**Given task**
Output nothing but the number of lines that include the word "name".

**Material**

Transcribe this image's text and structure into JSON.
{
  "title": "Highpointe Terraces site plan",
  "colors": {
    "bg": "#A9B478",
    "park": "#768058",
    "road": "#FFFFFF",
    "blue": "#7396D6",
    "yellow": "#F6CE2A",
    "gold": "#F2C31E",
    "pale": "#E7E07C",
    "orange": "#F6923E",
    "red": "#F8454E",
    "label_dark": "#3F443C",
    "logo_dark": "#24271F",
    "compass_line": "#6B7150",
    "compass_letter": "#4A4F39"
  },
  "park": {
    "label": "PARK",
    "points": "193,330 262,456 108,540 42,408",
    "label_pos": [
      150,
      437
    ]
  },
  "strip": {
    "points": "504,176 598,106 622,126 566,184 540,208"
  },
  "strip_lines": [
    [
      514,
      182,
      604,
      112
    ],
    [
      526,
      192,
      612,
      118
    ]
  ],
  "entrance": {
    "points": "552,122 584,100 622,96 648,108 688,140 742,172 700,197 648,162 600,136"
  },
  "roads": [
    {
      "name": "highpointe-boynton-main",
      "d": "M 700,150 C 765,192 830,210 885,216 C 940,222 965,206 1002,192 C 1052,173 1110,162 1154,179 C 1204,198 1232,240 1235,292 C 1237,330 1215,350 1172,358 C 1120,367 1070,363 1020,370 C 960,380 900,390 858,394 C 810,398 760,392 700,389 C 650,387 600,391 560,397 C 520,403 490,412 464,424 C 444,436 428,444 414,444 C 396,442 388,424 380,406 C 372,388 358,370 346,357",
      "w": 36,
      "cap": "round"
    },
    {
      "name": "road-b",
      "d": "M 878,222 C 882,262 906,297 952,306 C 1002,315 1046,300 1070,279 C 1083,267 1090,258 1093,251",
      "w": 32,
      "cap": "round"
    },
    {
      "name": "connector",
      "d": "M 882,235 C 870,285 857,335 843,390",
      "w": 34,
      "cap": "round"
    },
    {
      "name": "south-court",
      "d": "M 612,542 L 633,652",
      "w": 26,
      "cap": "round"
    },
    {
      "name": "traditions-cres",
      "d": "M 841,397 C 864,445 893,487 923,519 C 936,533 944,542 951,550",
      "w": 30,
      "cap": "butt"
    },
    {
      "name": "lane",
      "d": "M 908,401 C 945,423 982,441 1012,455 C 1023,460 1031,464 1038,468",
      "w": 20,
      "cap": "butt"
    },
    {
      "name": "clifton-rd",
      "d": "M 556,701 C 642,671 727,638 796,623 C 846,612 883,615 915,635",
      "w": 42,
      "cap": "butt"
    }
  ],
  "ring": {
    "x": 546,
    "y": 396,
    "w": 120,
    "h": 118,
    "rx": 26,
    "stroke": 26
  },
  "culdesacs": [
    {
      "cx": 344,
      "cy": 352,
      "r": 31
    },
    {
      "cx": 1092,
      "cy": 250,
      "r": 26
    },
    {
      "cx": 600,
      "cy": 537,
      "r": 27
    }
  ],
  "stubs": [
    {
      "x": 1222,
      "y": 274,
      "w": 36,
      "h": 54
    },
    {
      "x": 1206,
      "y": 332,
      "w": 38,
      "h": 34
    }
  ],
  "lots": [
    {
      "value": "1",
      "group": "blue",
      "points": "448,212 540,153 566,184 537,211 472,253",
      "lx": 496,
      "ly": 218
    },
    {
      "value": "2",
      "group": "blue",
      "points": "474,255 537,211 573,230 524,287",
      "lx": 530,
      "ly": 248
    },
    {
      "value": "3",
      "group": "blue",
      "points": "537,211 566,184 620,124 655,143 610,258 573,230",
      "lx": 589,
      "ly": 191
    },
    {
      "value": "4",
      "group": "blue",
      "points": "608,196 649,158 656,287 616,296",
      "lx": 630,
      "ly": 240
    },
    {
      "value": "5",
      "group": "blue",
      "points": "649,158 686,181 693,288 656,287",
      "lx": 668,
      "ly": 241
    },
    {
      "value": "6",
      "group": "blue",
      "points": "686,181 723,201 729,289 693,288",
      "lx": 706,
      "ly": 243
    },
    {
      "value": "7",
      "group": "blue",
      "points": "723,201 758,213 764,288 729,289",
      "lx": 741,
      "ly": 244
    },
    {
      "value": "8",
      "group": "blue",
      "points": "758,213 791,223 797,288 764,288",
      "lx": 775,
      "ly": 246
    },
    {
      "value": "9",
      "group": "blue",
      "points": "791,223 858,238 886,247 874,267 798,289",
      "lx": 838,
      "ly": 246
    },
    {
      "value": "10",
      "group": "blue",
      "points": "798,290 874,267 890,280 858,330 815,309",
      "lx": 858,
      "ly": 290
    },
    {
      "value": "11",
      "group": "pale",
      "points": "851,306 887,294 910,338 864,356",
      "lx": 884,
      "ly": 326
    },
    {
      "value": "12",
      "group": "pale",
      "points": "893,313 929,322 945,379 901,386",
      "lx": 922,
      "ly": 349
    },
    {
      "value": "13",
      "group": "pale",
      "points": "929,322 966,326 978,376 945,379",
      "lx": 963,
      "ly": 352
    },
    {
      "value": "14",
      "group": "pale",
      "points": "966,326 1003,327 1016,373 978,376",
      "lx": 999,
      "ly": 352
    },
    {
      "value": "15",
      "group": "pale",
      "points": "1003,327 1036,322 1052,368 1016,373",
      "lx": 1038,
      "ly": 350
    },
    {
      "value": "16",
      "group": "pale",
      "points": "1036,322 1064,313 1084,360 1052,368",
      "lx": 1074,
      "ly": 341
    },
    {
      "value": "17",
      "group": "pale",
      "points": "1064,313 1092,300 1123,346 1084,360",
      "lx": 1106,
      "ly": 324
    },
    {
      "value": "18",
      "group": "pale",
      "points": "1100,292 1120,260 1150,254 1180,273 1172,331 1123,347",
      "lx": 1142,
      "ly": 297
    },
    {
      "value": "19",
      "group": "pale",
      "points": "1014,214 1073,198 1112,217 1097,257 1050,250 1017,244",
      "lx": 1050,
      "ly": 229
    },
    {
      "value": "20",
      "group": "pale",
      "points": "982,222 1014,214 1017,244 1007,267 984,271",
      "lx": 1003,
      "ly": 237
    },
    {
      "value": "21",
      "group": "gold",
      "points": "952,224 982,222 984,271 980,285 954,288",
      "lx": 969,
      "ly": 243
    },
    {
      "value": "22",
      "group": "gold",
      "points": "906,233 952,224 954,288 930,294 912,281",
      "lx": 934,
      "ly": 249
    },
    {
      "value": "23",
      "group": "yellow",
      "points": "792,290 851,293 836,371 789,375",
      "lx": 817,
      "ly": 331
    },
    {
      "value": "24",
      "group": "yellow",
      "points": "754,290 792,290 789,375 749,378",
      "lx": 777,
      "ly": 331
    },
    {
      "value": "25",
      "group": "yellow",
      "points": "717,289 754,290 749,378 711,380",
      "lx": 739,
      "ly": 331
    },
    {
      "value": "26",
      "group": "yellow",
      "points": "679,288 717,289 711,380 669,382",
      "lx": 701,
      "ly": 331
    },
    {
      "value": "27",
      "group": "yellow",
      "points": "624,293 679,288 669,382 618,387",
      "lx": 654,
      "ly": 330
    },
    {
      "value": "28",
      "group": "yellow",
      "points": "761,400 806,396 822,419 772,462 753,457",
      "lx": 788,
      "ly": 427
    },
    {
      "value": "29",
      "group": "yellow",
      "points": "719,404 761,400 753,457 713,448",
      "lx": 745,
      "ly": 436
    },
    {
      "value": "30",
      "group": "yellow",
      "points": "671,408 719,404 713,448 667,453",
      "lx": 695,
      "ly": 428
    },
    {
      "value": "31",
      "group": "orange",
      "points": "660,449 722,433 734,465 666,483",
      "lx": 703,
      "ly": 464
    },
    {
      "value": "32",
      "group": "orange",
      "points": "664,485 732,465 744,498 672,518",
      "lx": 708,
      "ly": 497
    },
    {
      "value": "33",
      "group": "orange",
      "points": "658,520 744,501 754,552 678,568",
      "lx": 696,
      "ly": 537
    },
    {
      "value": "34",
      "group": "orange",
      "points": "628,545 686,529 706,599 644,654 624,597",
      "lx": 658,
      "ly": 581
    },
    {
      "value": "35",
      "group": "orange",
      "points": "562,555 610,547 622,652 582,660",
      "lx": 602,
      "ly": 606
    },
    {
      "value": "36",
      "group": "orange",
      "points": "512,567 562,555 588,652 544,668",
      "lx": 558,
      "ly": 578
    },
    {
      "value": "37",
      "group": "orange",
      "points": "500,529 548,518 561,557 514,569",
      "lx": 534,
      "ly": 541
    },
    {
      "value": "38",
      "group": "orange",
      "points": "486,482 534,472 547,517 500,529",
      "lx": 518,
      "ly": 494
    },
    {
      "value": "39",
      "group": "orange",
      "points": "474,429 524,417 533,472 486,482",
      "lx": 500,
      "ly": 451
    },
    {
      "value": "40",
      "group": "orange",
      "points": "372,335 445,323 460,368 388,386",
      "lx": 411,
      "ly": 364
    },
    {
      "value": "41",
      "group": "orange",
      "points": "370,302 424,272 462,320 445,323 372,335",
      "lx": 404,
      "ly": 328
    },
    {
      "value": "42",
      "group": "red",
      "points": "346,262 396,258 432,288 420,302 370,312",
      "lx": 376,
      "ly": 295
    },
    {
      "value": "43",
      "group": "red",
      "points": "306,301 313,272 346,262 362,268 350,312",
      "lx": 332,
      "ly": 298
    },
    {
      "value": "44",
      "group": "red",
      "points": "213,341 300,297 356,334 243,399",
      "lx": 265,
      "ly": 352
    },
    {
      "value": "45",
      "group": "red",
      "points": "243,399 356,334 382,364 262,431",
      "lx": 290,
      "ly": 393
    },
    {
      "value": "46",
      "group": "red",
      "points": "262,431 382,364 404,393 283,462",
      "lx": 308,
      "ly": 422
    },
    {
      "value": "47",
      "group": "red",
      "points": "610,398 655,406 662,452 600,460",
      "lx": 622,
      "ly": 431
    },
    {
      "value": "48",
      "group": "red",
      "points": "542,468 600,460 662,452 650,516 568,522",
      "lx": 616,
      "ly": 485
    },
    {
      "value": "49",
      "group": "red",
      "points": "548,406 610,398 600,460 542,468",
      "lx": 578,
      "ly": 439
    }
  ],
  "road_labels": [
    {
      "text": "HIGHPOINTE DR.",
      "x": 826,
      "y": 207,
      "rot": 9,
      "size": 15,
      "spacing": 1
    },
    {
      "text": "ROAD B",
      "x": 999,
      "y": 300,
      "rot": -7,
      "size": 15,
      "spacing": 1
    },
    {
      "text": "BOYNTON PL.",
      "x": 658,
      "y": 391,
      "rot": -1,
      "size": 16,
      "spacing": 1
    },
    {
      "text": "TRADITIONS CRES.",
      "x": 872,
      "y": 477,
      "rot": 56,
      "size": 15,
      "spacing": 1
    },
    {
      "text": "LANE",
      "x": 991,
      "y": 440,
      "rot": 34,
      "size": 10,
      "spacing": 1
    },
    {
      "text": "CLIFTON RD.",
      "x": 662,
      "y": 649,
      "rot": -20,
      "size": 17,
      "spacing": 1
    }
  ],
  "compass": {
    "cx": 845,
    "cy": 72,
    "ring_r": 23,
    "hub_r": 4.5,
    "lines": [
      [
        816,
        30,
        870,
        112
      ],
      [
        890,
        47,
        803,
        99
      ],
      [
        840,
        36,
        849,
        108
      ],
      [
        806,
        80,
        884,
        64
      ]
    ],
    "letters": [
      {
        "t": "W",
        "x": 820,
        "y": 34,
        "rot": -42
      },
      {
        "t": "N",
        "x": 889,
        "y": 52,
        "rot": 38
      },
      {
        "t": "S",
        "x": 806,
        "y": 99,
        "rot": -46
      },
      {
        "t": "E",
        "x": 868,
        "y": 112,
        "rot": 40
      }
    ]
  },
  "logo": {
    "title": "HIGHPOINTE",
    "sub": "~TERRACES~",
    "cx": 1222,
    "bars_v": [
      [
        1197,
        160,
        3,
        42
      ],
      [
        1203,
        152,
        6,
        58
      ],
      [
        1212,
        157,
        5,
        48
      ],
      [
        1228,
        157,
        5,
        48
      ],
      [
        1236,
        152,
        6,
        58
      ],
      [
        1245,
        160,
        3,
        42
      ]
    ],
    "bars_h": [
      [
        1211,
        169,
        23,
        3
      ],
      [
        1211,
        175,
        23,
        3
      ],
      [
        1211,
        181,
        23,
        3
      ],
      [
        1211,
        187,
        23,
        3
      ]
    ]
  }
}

**Expected answer**
7